- _YOUR TASK_: Give the listing again in full, exactly as written.
# # # # # # #
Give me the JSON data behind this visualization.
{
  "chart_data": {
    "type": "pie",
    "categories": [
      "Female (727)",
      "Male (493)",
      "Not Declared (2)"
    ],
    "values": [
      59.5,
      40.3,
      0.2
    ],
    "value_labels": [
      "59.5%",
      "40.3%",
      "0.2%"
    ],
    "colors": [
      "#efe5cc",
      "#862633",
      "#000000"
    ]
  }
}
# # # # # # #
- _THE OUTPUT_:
Give me the JSON data behind this visualization.
{
  "chart_data": {
    "type": "pie",
    "categories": [
      "Female (727)",
      "Male (493)",
      "Not Declared (2)"
    ],
    "values": [
      59.5,
      40.3,
      0.2
    ],
    "value_labels": [
      "59.5%",
      "40.3%",
      "0.2%"
    ],
    "colors": [
      "#efe5cc",
      "#862633",
      "#000000"
    ]
  }
}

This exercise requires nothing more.